WHAT THIS TASK INVOLVES. Collect all lines containing the word "ylabel" from the data.

### EXTRACTED RECORDS ###

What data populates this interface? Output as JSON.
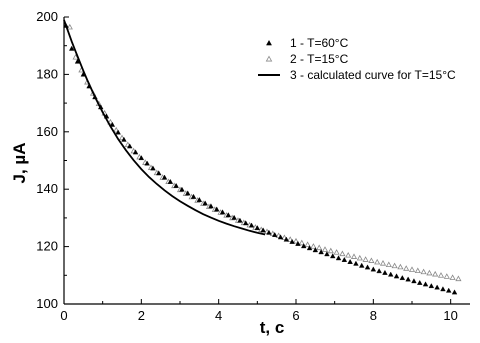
{
  "chart_data": {
    "type": "scatter",
    "title": "",
    "xlabel": "t, c",
    "ylabel": "J, µA",
    "xlim": [
      0,
      10.5
    ],
    "ylim": [
      100,
      200
    ],
    "x_ticks": [
      0,
      2,
      4,
      6,
      8,
      10
    ],
    "y_ticks": [
      100,
      120,
      140,
      160,
      180,
      200
    ],
    "grid": false,
    "legend_position": "top-right",
    "series": [
      {
        "name": "1 - T=60°C",
        "marker": "filled-triangle",
        "color": "#000000",
        "x": [
          0.05,
          0.2,
          0.35,
          0.5,
          0.65,
          0.8,
          0.95,
          1.1,
          1.25,
          1.4,
          1.55,
          1.7,
          1.85,
          2.0,
          2.15,
          2.3,
          2.45,
          2.6,
          2.75,
          2.9,
          3.05,
          3.2,
          3.35,
          3.5,
          3.65,
          3.8,
          3.95,
          4.1,
          4.25,
          4.4,
          4.55,
          4.7,
          4.85,
          5.0,
          5.15,
          5.3,
          5.45,
          5.6,
          5.75,
          5.9,
          6.05,
          6.2,
          6.35,
          6.5,
          6.65,
          6.8,
          6.95,
          7.1,
          7.25,
          7.4,
          7.55,
          7.7,
          7.85,
          8.0,
          8.15,
          8.3,
          8.45,
          8.6,
          8.75,
          8.9,
          9.05,
          9.2,
          9.35,
          9.5,
          9.65,
          9.8,
          9.95,
          10.1
        ],
        "y": [
          197.0,
          189.0,
          184.5,
          180.0,
          175.9,
          172.1,
          168.6,
          165.4,
          162.5,
          159.8,
          157.3,
          155.0,
          152.9,
          150.9,
          149.0,
          147.3,
          145.6,
          144.1,
          142.6,
          141.2,
          139.9,
          138.6,
          137.4,
          136.3,
          135.1,
          134.1,
          133.0,
          132.0,
          131.0,
          130.1,
          129.1,
          128.2,
          127.4,
          126.5,
          125.7,
          124.9,
          124.1,
          123.3,
          122.5,
          121.7,
          121.0,
          120.2,
          119.5,
          118.8,
          118.1,
          117.4,
          116.7,
          116.0,
          115.4,
          114.7,
          114.1,
          113.4,
          112.8,
          112.1,
          111.5,
          110.9,
          110.3,
          109.7,
          109.1,
          108.6,
          108.0,
          107.4,
          106.9,
          106.3,
          105.8,
          105.2,
          104.7,
          104.1
        ]
      },
      {
        "name": "2 - T=15°C",
        "marker": "open-triangle",
        "color": "#888888",
        "x": [
          0.15,
          0.3,
          0.45,
          0.6,
          0.75,
          0.9,
          1.05,
          1.2,
          1.35,
          1.5,
          1.65,
          1.8,
          1.95,
          2.1,
          2.25,
          2.4,
          2.55,
          2.7,
          2.85,
          3.0,
          3.15,
          3.3,
          3.45,
          3.6,
          3.75,
          3.9,
          4.05,
          4.2,
          4.35,
          4.5,
          4.65,
          4.8,
          4.95,
          5.1,
          5.25,
          5.4,
          5.55,
          5.7,
          5.85,
          6.0,
          6.15,
          6.3,
          6.45,
          6.6,
          6.75,
          6.9,
          7.05,
          7.2,
          7.35,
          7.5,
          7.65,
          7.8,
          7.95,
          8.1,
          8.25,
          8.4,
          8.55,
          8.7,
          8.85,
          9.0,
          9.15,
          9.3,
          9.45,
          9.6,
          9.75,
          9.9,
          10.05,
          10.2
        ],
        "y": [
          196.5,
          186.0,
          181.5,
          177.3,
          173.4,
          169.8,
          166.5,
          163.4,
          160.6,
          157.9,
          155.5,
          153.3,
          151.2,
          149.3,
          147.5,
          145.7,
          144.1,
          142.6,
          141.2,
          139.8,
          138.5,
          137.3,
          136.1,
          135.0,
          133.9,
          132.9,
          131.9,
          130.9,
          130.0,
          129.1,
          128.3,
          127.5,
          126.7,
          125.9,
          125.2,
          124.5,
          123.8,
          123.1,
          122.5,
          121.9,
          121.3,
          120.7,
          120.1,
          119.6,
          119.0,
          118.5,
          118.0,
          117.5,
          117.0,
          116.5,
          116.0,
          115.5,
          115.1,
          114.6,
          114.2,
          113.7,
          113.3,
          112.9,
          112.4,
          112.0,
          111.6,
          111.2,
          110.8,
          110.4,
          110.0,
          109.6,
          109.2,
          108.8
        ]
      },
      {
        "name": "3 - calculated curve for T=15°C",
        "marker": "line",
        "color": "#000000",
        "x": [
          0.0,
          0.1,
          0.2,
          0.3,
          0.4,
          0.5,
          0.6,
          0.8,
          1.0,
          1.2,
          1.4,
          1.6,
          1.8,
          2.0,
          2.2,
          2.4,
          2.6,
          2.8,
          3.0,
          3.2,
          3.4,
          3.6,
          3.8,
          4.0,
          4.2,
          4.4,
          4.6,
          4.8,
          5.0,
          5.2
        ],
        "y": [
          199.0,
          195.2,
          191.5,
          188.0,
          184.6,
          181.3,
          178.1,
          172.2,
          166.8,
          161.9,
          157.5,
          153.6,
          150.1,
          147.0,
          144.2,
          141.8,
          139.6,
          137.6,
          135.8,
          134.2,
          132.7,
          131.3,
          130.1,
          129.0,
          128.0,
          127.1,
          126.3,
          125.5,
          124.8,
          124.2
        ]
      }
    ]
  }
}
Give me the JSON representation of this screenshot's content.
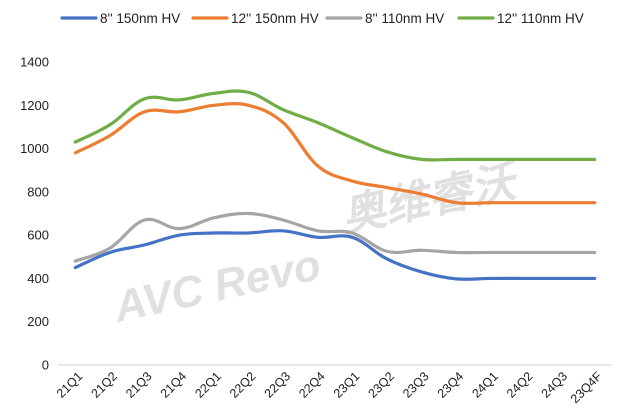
{
  "chart_data": {
    "type": "line",
    "title": "",
    "xlabel": "",
    "ylabel": "",
    "ylim": [
      0,
      1400
    ],
    "yticks": [
      0,
      200,
      400,
      600,
      800,
      1000,
      1200,
      1400
    ],
    "grid": false,
    "legend": "top",
    "categories": [
      "21Q1",
      "21Q2",
      "21Q3",
      "21Q4",
      "22Q1",
      "22Q2",
      "22Q3",
      "22Q4",
      "23Q1",
      "23Q2",
      "23Q3",
      "23Q4",
      "24Q1",
      "24Q2",
      "24Q3",
      "23Q4F"
    ],
    "series": [
      {
        "name": "8'' 150nm HV",
        "color": "#4472c4",
        "values": [
          450,
          520,
          555,
          600,
          610,
          610,
          620,
          590,
          590,
          490,
          430,
          398,
          400,
          400,
          400,
          400
        ]
      },
      {
        "name": "12'' 150nm HV",
        "color": "#ed7d31",
        "values": [
          980,
          1060,
          1170,
          1170,
          1200,
          1200,
          1120,
          920,
          850,
          820,
          790,
          750,
          750,
          750,
          750,
          750
        ]
      },
      {
        "name": "8'' 110nm HV",
        "color": "#a5a5a5",
        "values": [
          480,
          540,
          670,
          630,
          680,
          700,
          670,
          620,
          610,
          525,
          530,
          520,
          520,
          520,
          520,
          520
        ]
      },
      {
        "name": "12'' 110nm HV",
        "color": "#70ad47",
        "values": [
          1030,
          1110,
          1230,
          1225,
          1255,
          1260,
          1180,
          1120,
          1050,
          985,
          950,
          950,
          950,
          950,
          950,
          950
        ]
      }
    ]
  },
  "watermark": {
    "latin": "AVC Revo",
    "chinese": "奥维睿沃"
  }
}
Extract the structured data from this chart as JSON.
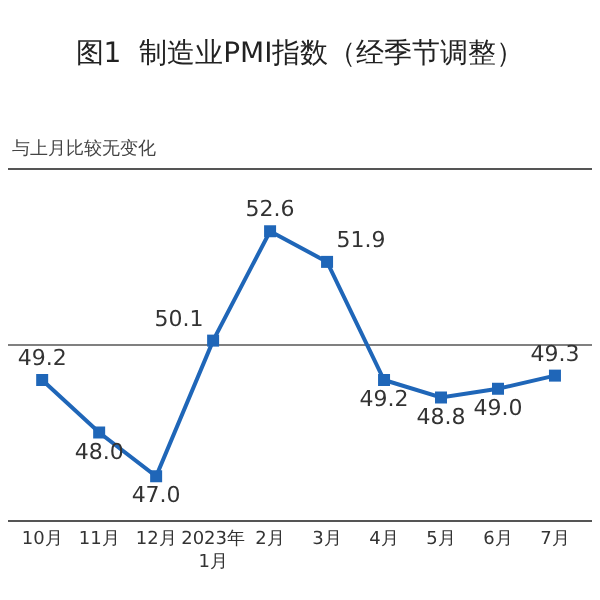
{
  "chart_data": {
    "type": "line",
    "title": "图1  制造业PMI指数（经季节调整）",
    "subtitle": "与上月比较无变化",
    "categories": [
      "10月",
      "11月",
      "12月",
      "2023年\n1月",
      "2月",
      "3月",
      "4月",
      "5月",
      "6月",
      "7月"
    ],
    "series": [
      {
        "color": "#1f66b8",
        "values": [
          49.2,
          48.0,
          47.0,
          50.1,
          52.6,
          51.9,
          49.2,
          48.8,
          49.0,
          49.3
        ],
        "value_labels": [
          "49.2",
          "48.0",
          "47.0",
          "50.1",
          "52.6",
          "51.9",
          "49.2",
          "48.8",
          "49.0",
          "49.3"
        ]
      }
    ],
    "ylim": [
      46,
      54
    ],
    "ref_lines": [
      {
        "axis": "y",
        "value": 50,
        "color": "#808080"
      }
    ],
    "marker": "square",
    "line_style": "solid",
    "tick_labels": "x"
  }
}
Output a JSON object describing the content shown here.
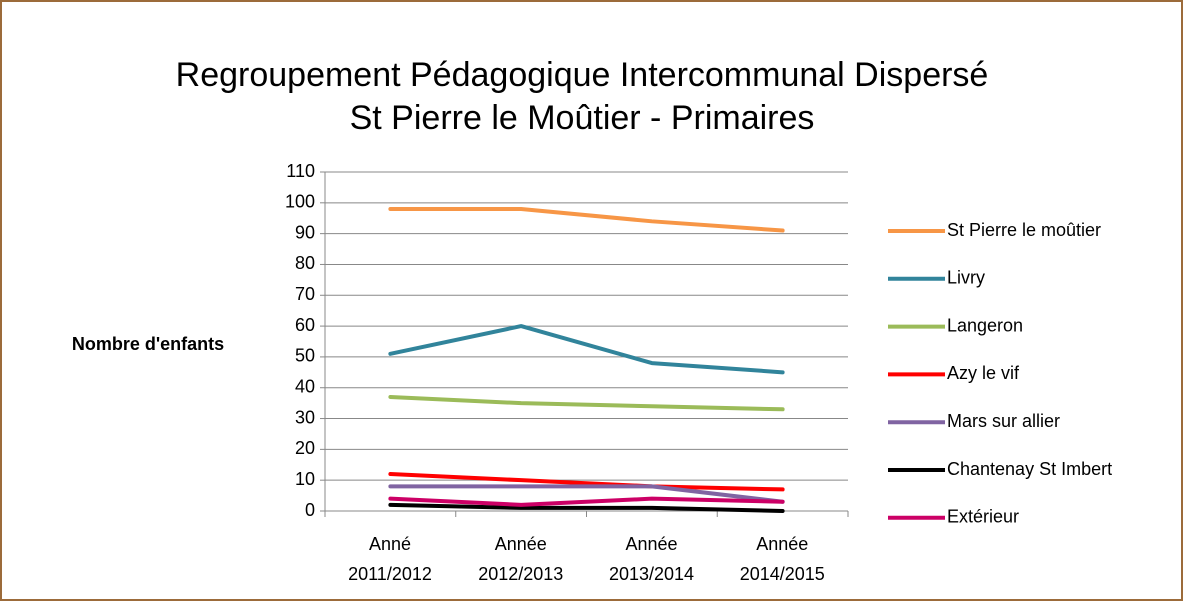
{
  "chart_data": {
    "type": "line",
    "title": "Regroupement Pédagogique Intercommunal Dispersé",
    "subtitle": "St Pierre le Moûtier - Primaires",
    "y_label": "Nombre d'enfants",
    "categories": [
      "Anné\n2011/2012",
      "Année\n2012/2013",
      "Année\n2013/2014",
      "Année\n2014/2015"
    ],
    "series": [
      {
        "name": "St Pierre le moûtier",
        "color": "#f79646",
        "values": [
          98,
          98,
          94,
          91
        ]
      },
      {
        "name": "Livry",
        "color": "#31849b",
        "values": [
          51,
          60,
          48,
          45
        ]
      },
      {
        "name": "Langeron",
        "color": "#9bbb59",
        "values": [
          37,
          35,
          34,
          33
        ]
      },
      {
        "name": "Azy le vif",
        "color": "#ff0000",
        "values": [
          12,
          10,
          8,
          7
        ]
      },
      {
        "name": "Mars sur allier",
        "color": "#8064a2",
        "values": [
          8,
          8,
          8,
          3
        ]
      },
      {
        "name": "Chantenay St Imbert",
        "color": "#000000",
        "values": [
          2,
          1,
          1,
          0
        ]
      },
      {
        "name": "Extérieur",
        "color": "#cc0066",
        "values": [
          4,
          2,
          4,
          3
        ]
      }
    ],
    "ylim": [
      0,
      110
    ],
    "yticks": [
      0,
      10,
      20,
      30,
      40,
      50,
      60,
      70,
      80,
      90,
      100,
      110
    ],
    "grid": true,
    "legend": "right"
  }
}
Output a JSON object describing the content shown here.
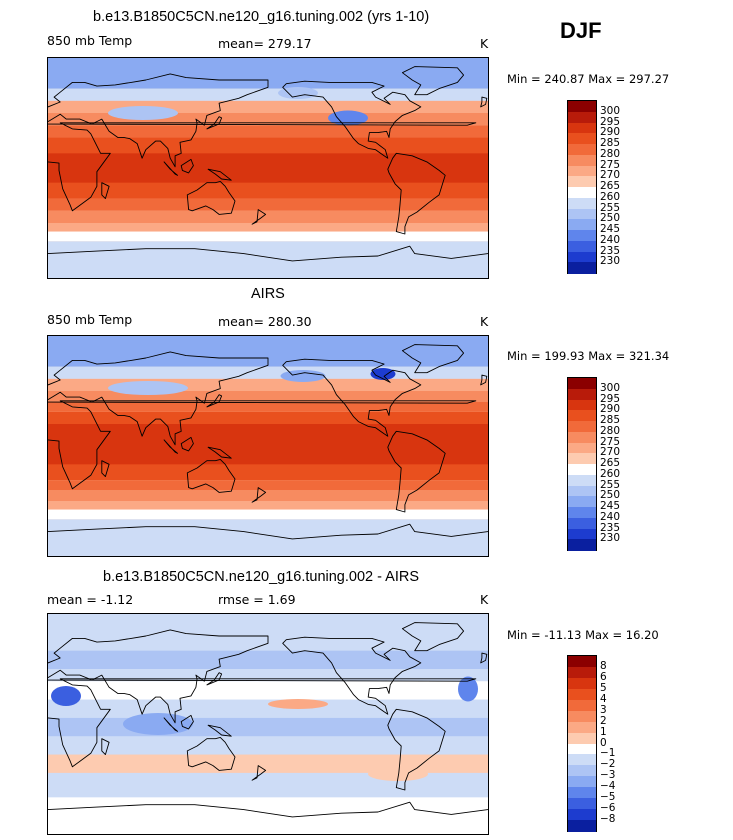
{
  "season": "DJF",
  "panels": [
    {
      "title": "b.e13.B1850C5CN.ne120_g16.tuning.002 (yrs 1-10)",
      "left_label": "850 mb Temp",
      "mid_label": "mean= 279.17",
      "units": "K",
      "minmax": "Min = 240.87 Max = 297.27",
      "kind": "model"
    },
    {
      "title": "AIRS",
      "left_label": "850 mb Temp",
      "mid_label": "mean= 280.30",
      "units": "K",
      "minmax": "Min = 199.93 Max = 321.34",
      "kind": "obs"
    },
    {
      "title": "b.e13.B1850C5CN.ne120_g16.tuning.002 - AIRS",
      "left_label": "mean =   -1.12",
      "mid_label": "rmse =    1.69",
      "units": "K",
      "minmax": "Min = -11.13 Max =  16.20",
      "kind": "diff"
    }
  ],
  "chart_data": [
    {
      "type": "heatmap",
      "title": "b.e13.B1850C5CN.ne120_g16.tuning.002 (yrs 1-10)",
      "variable": "850 mb Temp",
      "units": "K",
      "mean": 279.17,
      "min": 240.87,
      "max": 297.27,
      "colorbar_levels": [
        300,
        295,
        290,
        285,
        280,
        275,
        270,
        265,
        260,
        255,
        250,
        245,
        240,
        235,
        230
      ],
      "colorbar_colors": [
        "#8b0000",
        "#b81b0a",
        "#d8350f",
        "#e9501e",
        "#f16a3a",
        "#f78b60",
        "#fba985",
        "#fdcbb0",
        "#ffffff",
        "#cddcf6",
        "#adc4f4",
        "#8aaaf2",
        "#5f85ec",
        "#3b5fe0",
        "#1d3ccf",
        "#0a1f9f"
      ]
    },
    {
      "type": "heatmap",
      "title": "AIRS",
      "variable": "850 mb Temp",
      "units": "K",
      "mean": 280.3,
      "min": 199.93,
      "max": 321.34,
      "colorbar_levels": [
        300,
        295,
        290,
        285,
        280,
        275,
        270,
        265,
        260,
        255,
        250,
        245,
        240,
        235,
        230
      ],
      "colorbar_colors": [
        "#8b0000",
        "#b81b0a",
        "#d8350f",
        "#e9501e",
        "#f16a3a",
        "#f78b60",
        "#fba985",
        "#fdcbb0",
        "#ffffff",
        "#cddcf6",
        "#adc4f4",
        "#8aaaf2",
        "#5f85ec",
        "#3b5fe0",
        "#1d3ccf",
        "#0a1f9f"
      ]
    },
    {
      "type": "heatmap",
      "title": "b.e13.B1850C5CN.ne120_g16.tuning.002 - AIRS",
      "units": "K",
      "mean": -1.12,
      "rmse": 1.69,
      "min": -11.13,
      "max": 16.2,
      "colorbar_levels": [
        "8",
        "6",
        "5",
        "4",
        "3",
        "2",
        "1",
        "0",
        "−1",
        "−2",
        "−3",
        "−4",
        "−5",
        "−6",
        "−8"
      ],
      "colorbar_colors": [
        "#8b0000",
        "#b81b0a",
        "#d8350f",
        "#e9501e",
        "#f16a3a",
        "#f78b60",
        "#fba985",
        "#fdcbb0",
        "#ffffff",
        "#cddcf6",
        "#adc4f4",
        "#8aaaf2",
        "#5f85ec",
        "#3b5fe0",
        "#1d3ccf",
        "#0a1f9f"
      ]
    }
  ]
}
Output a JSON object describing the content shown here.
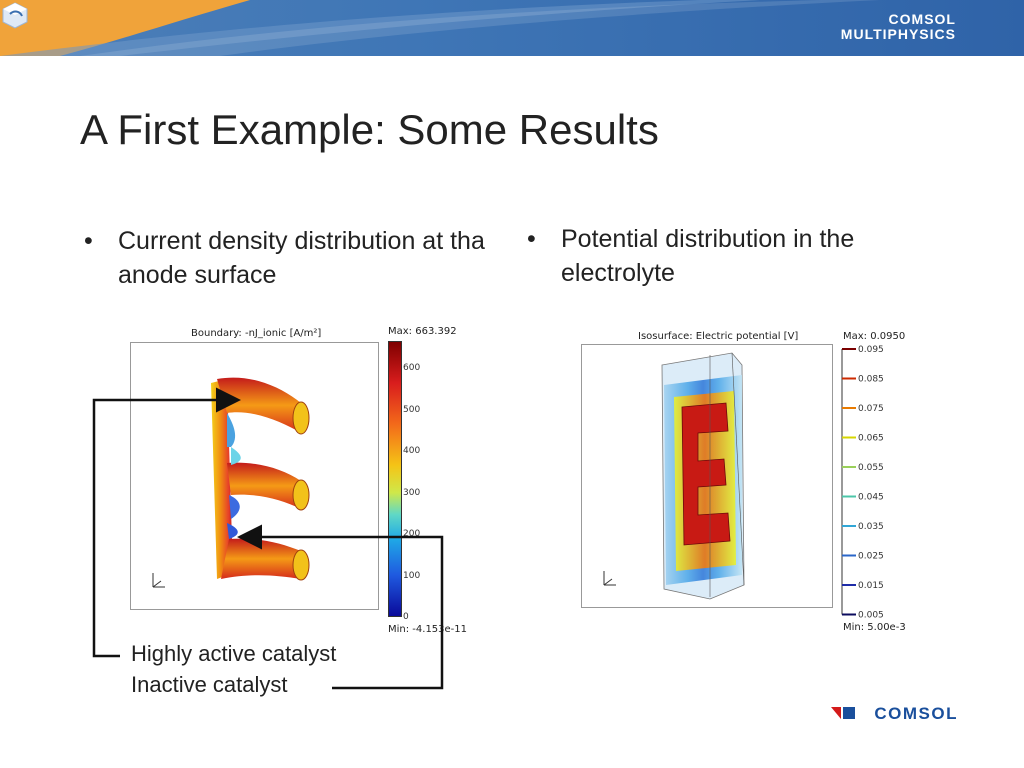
{
  "header": {
    "logo_line1": "COMSOL",
    "logo_line2": "MULTIPHYSICS"
  },
  "title": "A First Example: Some Results",
  "bullets": {
    "left": "Current density distribution at tha anode surface",
    "right": "Potential distribution in the electrolyte"
  },
  "left_plot": {
    "header": "Boundary: -nJ_ionic [A/m²]",
    "max": "Max: 663.392",
    "min": "Min: -4.153e-11",
    "ticks": [
      "600",
      "500",
      "400",
      "300",
      "200",
      "100",
      "0"
    ]
  },
  "right_plot": {
    "header": "Isosurface: Electric potential [V]",
    "max": "Max: 0.0950",
    "min": "Min: 5.00e-3",
    "ticks": [
      "0.095",
      "0.085",
      "0.075",
      "0.065",
      "0.055",
      "0.045",
      "0.035",
      "0.025",
      "0.015",
      "0.005"
    ],
    "tick_colors": [
      "#7a0000",
      "#cc2a00",
      "#e87a00",
      "#d6d600",
      "#9ad05a",
      "#4cc6a8",
      "#31a6d6",
      "#2a66c8",
      "#1e2ca8",
      "#0b0b5e"
    ]
  },
  "callouts": {
    "active": "Highly active catalyst",
    "inactive": "Inactive catalyst"
  },
  "footer": {
    "logo": "COMSOL"
  }
}
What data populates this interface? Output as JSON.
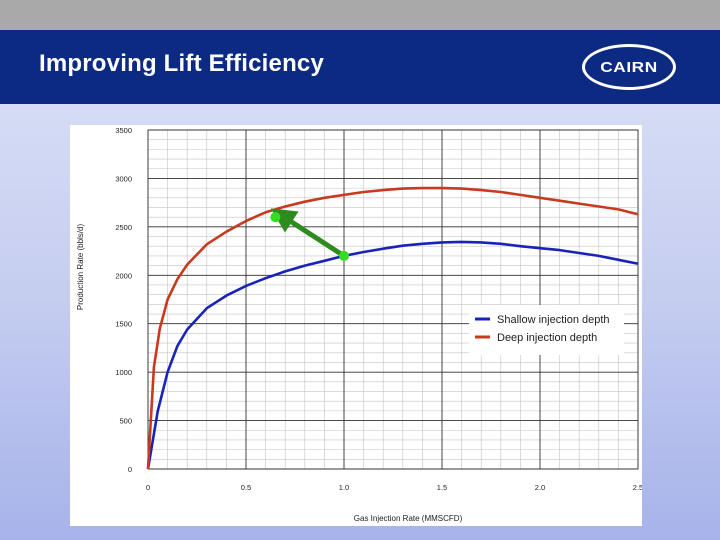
{
  "header": {
    "title": "Improving Lift Efficiency",
    "logo_text": "CAIRN",
    "bar_color": "#0d2a82"
  },
  "chart_data": {
    "type": "line",
    "xlabel": "Gas Injection Rate (MMSCFD)",
    "ylabel": "Production Rate (bbls/d)",
    "xlim": [
      0,
      2.5
    ],
    "ylim": [
      0,
      3500
    ],
    "x_ticks": [
      "0",
      "0.5",
      "1.0",
      "1.5",
      "2.0",
      "2.5"
    ],
    "y_ticks": [
      "0",
      "500",
      "1000",
      "1500",
      "2000",
      "2500",
      "3000",
      "3500"
    ],
    "grid": true,
    "legend_position": "right",
    "series": [
      {
        "name": "Shallow injection depth",
        "color": "#1a23b8",
        "x": [
          0,
          0.05,
          0.1,
          0.15,
          0.2,
          0.3,
          0.4,
          0.5,
          0.6,
          0.7,
          0.8,
          0.9,
          1.0,
          1.1,
          1.2,
          1.3,
          1.4,
          1.5,
          1.6,
          1.7,
          1.8,
          1.9,
          2.0,
          2.1,
          2.2,
          2.3,
          2.4,
          2.5
        ],
        "y": [
          0,
          600,
          1000,
          1270,
          1440,
          1660,
          1790,
          1890,
          1970,
          2040,
          2100,
          2150,
          2200,
          2240,
          2275,
          2305,
          2325,
          2340,
          2345,
          2340,
          2325,
          2300,
          2280,
          2260,
          2230,
          2200,
          2160,
          2120
        ]
      },
      {
        "name": "Deep injection depth",
        "color": "#c83a1e",
        "x": [
          0,
          0.03,
          0.06,
          0.1,
          0.15,
          0.2,
          0.3,
          0.4,
          0.5,
          0.6,
          0.7,
          0.8,
          0.9,
          1.0,
          1.1,
          1.2,
          1.3,
          1.4,
          1.5,
          1.6,
          1.7,
          1.8,
          1.9,
          2.0,
          2.1,
          2.2,
          2.3,
          2.4,
          2.5
        ],
        "y": [
          0,
          1050,
          1450,
          1750,
          1960,
          2110,
          2320,
          2450,
          2560,
          2650,
          2710,
          2760,
          2800,
          2830,
          2860,
          2880,
          2895,
          2900,
          2900,
          2895,
          2880,
          2860,
          2830,
          2800,
          2770,
          2740,
          2710,
          2680,
          2630
        ]
      }
    ],
    "annotations": [
      {
        "type": "arrow",
        "color": "#2e8b1e",
        "from": [
          1.0,
          2200
        ],
        "to": [
          0.68,
          2620
        ]
      },
      {
        "type": "point",
        "color": "#33dd22",
        "x": 1.0,
        "y": 2200
      },
      {
        "type": "point",
        "color": "#33dd22",
        "x": 0.65,
        "y": 2600
      }
    ]
  }
}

###

REPLY TO THE EXERCISE.
    "ylabel": "J, µA",
    "ylabel": "",
    "ylabel": "Production Rate (bbls/d)",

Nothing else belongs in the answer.